WORK REQUIRED = Your task is to transcribe all the entries exactly, excluding pictures.

DATA IN THIS EXERCISE =
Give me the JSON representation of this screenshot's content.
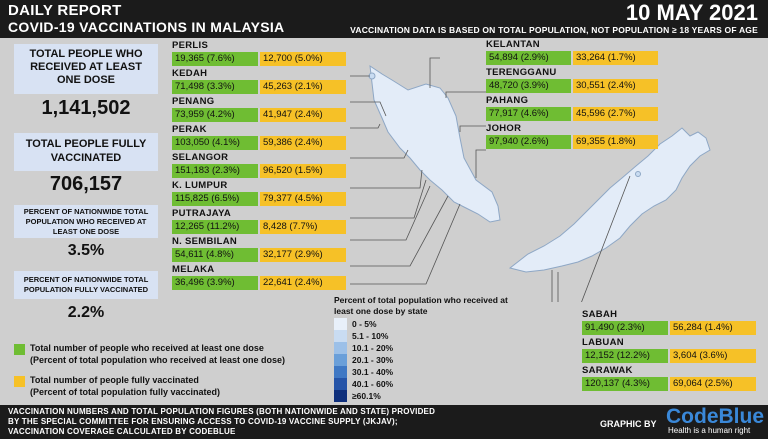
{
  "header": {
    "title_line1": "DAILY REPORT",
    "title_line2": "COVID-19 VACCINATIONS IN MALAYSIA",
    "date": "10 MAY 2021",
    "note": "VACCINATION DATA IS BASED ON TOTAL POPULATION, NOT POPULATION ≥ 18 YEARS OF AGE"
  },
  "stats": {
    "at_least_one_label": "TOTAL PEOPLE WHO RECEIVED AT LEAST ONE DOSE",
    "at_least_one_value": "1,141,502",
    "fully_label": "TOTAL PEOPLE FULLY VACCINATED",
    "fully_value": "706,157",
    "pct_one_label": "PERCENT OF NATIONWIDE TOTAL POPULATION WHO RECEIVED AT LEAST ONE DOSE",
    "pct_one_value": "3.5%",
    "pct_full_label": "PERCENT OF NATIONWIDE TOTAL POPULATION FULLY VACCINATED",
    "pct_full_value": "2.2%"
  },
  "chart_data": {
    "type": "table",
    "columns": [
      "Total number of people who received at least one dose (Percent of total population who received at least one dose)",
      "Total number of people fully vaccinated (Percent of total population fully vaccinated)"
    ],
    "rows": [
      {
        "state": "PERLIS",
        "one_dose": "19,365 (7.6%)",
        "fully": "12,700 (5.0%)"
      },
      {
        "state": "KEDAH",
        "one_dose": "71,498 (3.3%)",
        "fully": "45,263 (2.1%)"
      },
      {
        "state": "PENANG",
        "one_dose": "73,959 (4.2%)",
        "fully": "41,947 (2.4%)"
      },
      {
        "state": "PERAK",
        "one_dose": "103,050 (4.1%)",
        "fully": "59,386 (2.4%)"
      },
      {
        "state": "SELANGOR",
        "one_dose": "151,183 (2.3%)",
        "fully": "96,520 (1.5%)"
      },
      {
        "state": "K. LUMPUR",
        "one_dose": "115,825 (6.5%)",
        "fully": "79,377 (4.5%)"
      },
      {
        "state": "PUTRAJAYA",
        "one_dose": "12,265 (11.2%)",
        "fully": "8,428 (7.7%)"
      },
      {
        "state": "N. SEMBILAN",
        "one_dose": "54,611 (4.8%)",
        "fully": "32,177 (2.9%)"
      },
      {
        "state": "MELAKA",
        "one_dose": "36,496 (3.9%)",
        "fully": "22,641 (2.4%)"
      },
      {
        "state": "KELANTAN",
        "one_dose": "54,894 (2.9%)",
        "fully": "33,264 (1.7%)"
      },
      {
        "state": "TERENGGANU",
        "one_dose": "48,720 (3.9%)",
        "fully": "30,551 (2.4%)"
      },
      {
        "state": "PAHANG",
        "one_dose": "77,917 (4.6%)",
        "fully": "45,596 (2.7%)"
      },
      {
        "state": "JOHOR",
        "one_dose": "97,940 (2.6%)",
        "fully": "69,355 (1.8%)"
      },
      {
        "state": "SABAH",
        "one_dose": "91,490 (2.3%)",
        "fully": "56,284 (1.4%)"
      },
      {
        "state": "LABUAN",
        "one_dose": "12,152 (12.2%)",
        "fully": "3,604 (3.6%)"
      },
      {
        "state": "SARAWAK",
        "one_dose": "120,137 (4.3%)",
        "fully": "69,064 (2.5%)"
      }
    ],
    "map_legend": {
      "title": "Percent of total population who received at least one dose by state",
      "bins": [
        "0 - 5%",
        "5.1 - 10%",
        "10.1 - 20%",
        "20.1 - 30%",
        "30.1 - 40%",
        "40.1 - 60%",
        "≥60.1%"
      ],
      "colors": [
        "#e8f0fa",
        "#c9dcf2",
        "#9cc0e8",
        "#6a9fd9",
        "#3f78c4",
        "#2554a8",
        "#0e2f7c"
      ]
    }
  },
  "key": {
    "green_line1": "Total number of people who received at least one dose",
    "green_line2": "(Percent of total population who received at least one dose)",
    "yellow_line1": "Total number of people fully vaccinated",
    "yellow_line2": "(Percent of total population fully vaccinated)"
  },
  "colors": {
    "green": "#6fbd33",
    "yellow": "#f6c127",
    "stat_box": "#d8e2f3",
    "brand": "#3a88d8"
  },
  "footer": {
    "line1": "VACCINATION NUMBERS AND TOTAL POPULATION FIGURES (BOTH NATIONWIDE AND STATE) PROVIDED",
    "line2": "BY THE SPECIAL COMMITTEE FOR ENSURING ACCESS TO COVID-19 VACCINE SUPPLY (JKJAV);",
    "line3": "VACCINATION COVERAGE CALCULATED BY CODEBLUE",
    "graphic_by": "GRAPHIC BY",
    "brand": "CodeBlue",
    "tagline": "Health is a human right"
  }
}
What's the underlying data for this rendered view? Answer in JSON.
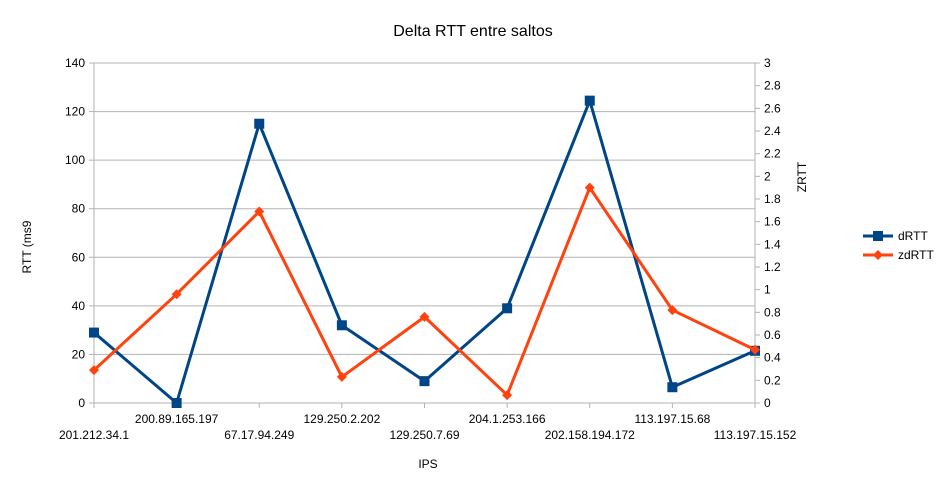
{
  "chart_data": {
    "type": "line",
    "title": "Delta RTT entre saltos",
    "xlabel": "IPS",
    "ylabel": "RTT (ms9",
    "y2label": "ZRTT",
    "ylim": [
      0,
      140
    ],
    "y2lim": [
      0,
      3
    ],
    "yticks": [
      "0",
      "20",
      "40",
      "60",
      "80",
      "100",
      "120",
      "140"
    ],
    "y2ticks": [
      "0",
      "0.2",
      "0.4",
      "0.6",
      "0.8",
      "1",
      "1.2",
      "1.4",
      "1.6",
      "1.8",
      "2",
      "2.2",
      "2.4",
      "2.6",
      "2.8",
      "3"
    ],
    "categories": [
      "201.212.34.1",
      "200.89.165.197",
      "67.17.94.249",
      "129.250.2.202",
      "129.250.7.69",
      "204.1.253.166",
      "202.158.194.172",
      "113.197.15.68",
      "113.197.15.152"
    ],
    "grid": "horizontal",
    "legend_position": "right",
    "series": [
      {
        "name": "dRTT",
        "axis": "left",
        "marker": "square",
        "color": "#004586",
        "values": [
          29,
          0,
          115,
          32,
          9,
          39,
          124.5,
          6.5,
          21.5
        ]
      },
      {
        "name": "zdRTT",
        "axis": "right",
        "marker": "diamond",
        "color": "#ff420e",
        "values": [
          0.29,
          0.96,
          1.69,
          0.23,
          0.76,
          0.07,
          1.9,
          0.82,
          0.47
        ]
      }
    ]
  }
}
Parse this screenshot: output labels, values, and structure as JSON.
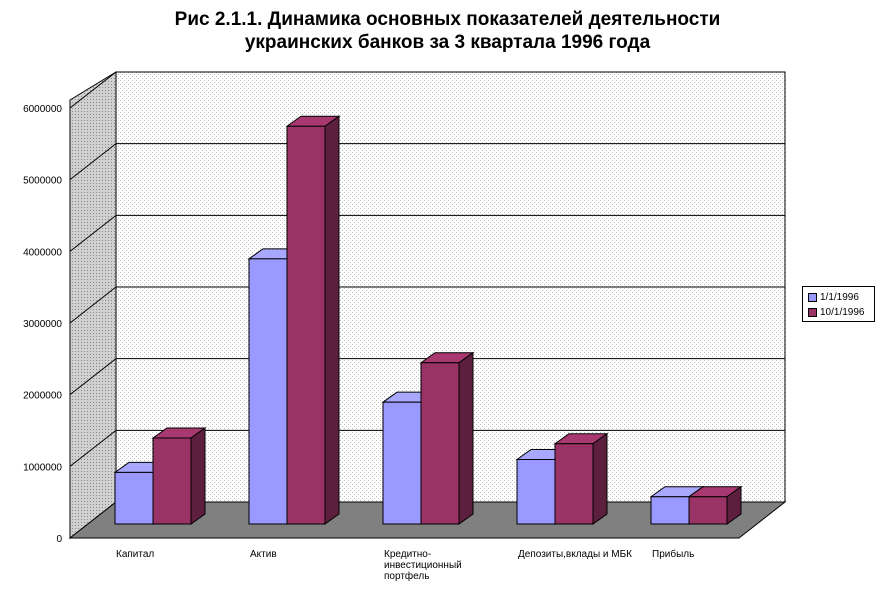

RESPONSE TO THIS EXERCISE =
Give me the JSON representation of this screenshot's content.
{
  "header": {
    "title_line1": "DAILY REPORT",
    "title_line2": "COVID-19 VACCINATIONS IN MALAYSIA",
    "date": "10 MAY 2021",
    "note": "VACCINATION DATA IS BASED ON TOTAL POPULATION, NOT POPULATION ≥ 18 YEARS OF AGE"
  },
  "stats": {
    "at_least_one_label": "TOTAL PEOPLE WHO RECEIVED AT LEAST ONE DOSE",
    "at_least_one_value": "1,141,502",
    "fully_label": "TOTAL PEOPLE FULLY VACCINATED",
    "fully_value": "706,157",
    "pct_one_label": "PERCENT OF NATIONWIDE TOTAL POPULATION WHO RECEIVED AT LEAST ONE DOSE",
    "pct_one_value": "3.5%",
    "pct_full_label": "PERCENT OF NATIONWIDE TOTAL POPULATION FULLY VACCINATED",
    "pct_full_value": "2.2%"
  },
  "chart_data": {
    "type": "table",
    "columns": [
      "Total number of people who received at least one dose (Percent of total population who received at least one dose)",
      "Total number of people fully vaccinated (Percent of total population fully vaccinated)"
    ],
    "rows": [
      {
        "state": "PERLIS",
        "one_dose": "19,365 (7.6%)",
        "fully": "12,700 (5.0%)"
      },
      {
        "state": "KEDAH",
        "one_dose": "71,498 (3.3%)",
        "fully": "45,263 (2.1%)"
      },
      {
        "state": "PENANG",
        "one_dose": "73,959 (4.2%)",
        "fully": "41,947 (2.4%)"
      },
      {
        "state": "PERAK",
        "one_dose": "103,050 (4.1%)",
        "fully": "59,386 (2.4%)"
      },
      {
        "state": "SELANGOR",
        "one_dose": "151,183 (2.3%)",
        "fully": "96,520 (1.5%)"
      },
      {
        "state": "K. LUMPUR",
        "one_dose": "115,825 (6.5%)",
        "fully": "79,377 (4.5%)"
      },
      {
        "state": "PUTRAJAYA",
        "one_dose": "12,265 (11.2%)",
        "fully": "8,428 (7.7%)"
      },
      {
        "state": "N. SEMBILAN",
        "one_dose": "54,611 (4.8%)",
        "fully": "32,177 (2.9%)"
      },
      {
        "state": "MELAKA",
        "one_dose": "36,496 (3.9%)",
        "fully": "22,641 (2.4%)"
      },
      {
        "state": "KELANTAN",
        "one_dose": "54,894 (2.9%)",
        "fully": "33,264 (1.7%)"
      },
      {
        "state": "TERENGGANU",
        "one_dose": "48,720 (3.9%)",
        "fully": "30,551 (2.4%)"
      },
      {
        "state": "PAHANG",
        "one_dose": "77,917 (4.6%)",
        "fully": "45,596 (2.7%)"
      },
      {
        "state": "JOHOR",
        "one_dose": "97,940 (2.6%)",
        "fully": "69,355 (1.8%)"
      },
      {
        "state": "SABAH",
        "one_dose": "91,490 (2.3%)",
        "fully": "56,284 (1.4%)"
      },
      {
        "state": "LABUAN",
        "one_dose": "12,152 (12.2%)",
        "fully": "3,604 (3.6%)"
      },
      {
        "state": "SARAWAK",
        "one_dose": "120,137 (4.3%)",
        "fully": "69,064 (2.5%)"
      }
    ],
    "map_legend": {
      "title": "Percent of total population who received at least one dose by state",
      "bins": [
        "0 - 5%",
        "5.1 - 10%",
        "10.1 - 20%",
        "20.1 - 30%",
        "30.1 - 40%",
        "40.1 - 60%",
        "≥60.1%"
      ],
      "colors": [
        "#e8f0fa",
        "#c9dcf2",
        "#9cc0e8",
        "#6a9fd9",
        "#3f78c4",
        "#2554a8",
        "#0e2f7c"
      ]
    }
  },
  "key": {
    "green_line1": "Total number of people who received at least one dose",
    "green_line2": "(Percent of total population who received at least one dose)",
    "yellow_line1": "Total number of people fully vaccinated",
    "yellow_line2": "(Percent of total population fully vaccinated)"
  },
  "colors": {
    "green": "#6fbd33",
    "yellow": "#f6c127",
    "stat_box": "#d8e2f3",
    "brand": "#3a88d8"
  },
  "footer": {
    "line1": "VACCINATION NUMBERS AND TOTAL POPULATION FIGURES (BOTH NATIONWIDE AND STATE) PROVIDED",
    "line2": "BY THE SPECIAL COMMITTEE FOR ENSURING ACCESS TO COVID-19 VACCINE SUPPLY (JKJAV);",
    "line3": "VACCINATION COVERAGE CALCULATED BY CODEBLUE",
    "graphic_by": "GRAPHIC BY",
    "brand": "CodeBlue",
    "tagline": "Health is a human right"
  }
}
What's the underlying data for this rendered view? Answer in JSON.
{
  "chart_data": {
    "type": "line",
    "title": "Delta RTT entre saltos",
    "xlabel": "IPS",
    "ylabel": "RTT (ms9",
    "y2label": "ZRTT",
    "ylim": [
      0,
      140
    ],
    "y2lim": [
      0,
      3
    ],
    "yticks": [
      "0",
      "20",
      "40",
      "60",
      "80",
      "100",
      "120",
      "140"
    ],
    "y2ticks": [
      "0",
      "0.2",
      "0.4",
      "0.6",
      "0.8",
      "1",
      "1.2",
      "1.4",
      "1.6",
      "1.8",
      "2",
      "2.2",
      "2.4",
      "2.6",
      "2.8",
      "3"
    ],
    "categories": [
      "201.212.34.1",
      "200.89.165.197",
      "67.17.94.249",
      "129.250.2.202",
      "129.250.7.69",
      "204.1.253.166",
      "202.158.194.172",
      "113.197.15.68",
      "113.197.15.152"
    ],
    "grid": "horizontal",
    "legend_position": "right",
    "series": [
      {
        "name": "dRTT",
        "axis": "left",
        "marker": "square",
        "color": "#004586",
        "values": [
          29,
          0,
          115,
          32,
          9,
          39,
          124.5,
          6.5,
          21.5
        ]
      },
      {
        "name": "zdRTT",
        "axis": "right",
        "marker": "diamond",
        "color": "#ff420e",
        "values": [
          0.29,
          0.96,
          1.69,
          0.23,
          0.76,
          0.07,
          1.9,
          0.82,
          0.47
        ]
      }
    ]
  }
}
Parse this screenshot: output labels, values, and structure as JSON.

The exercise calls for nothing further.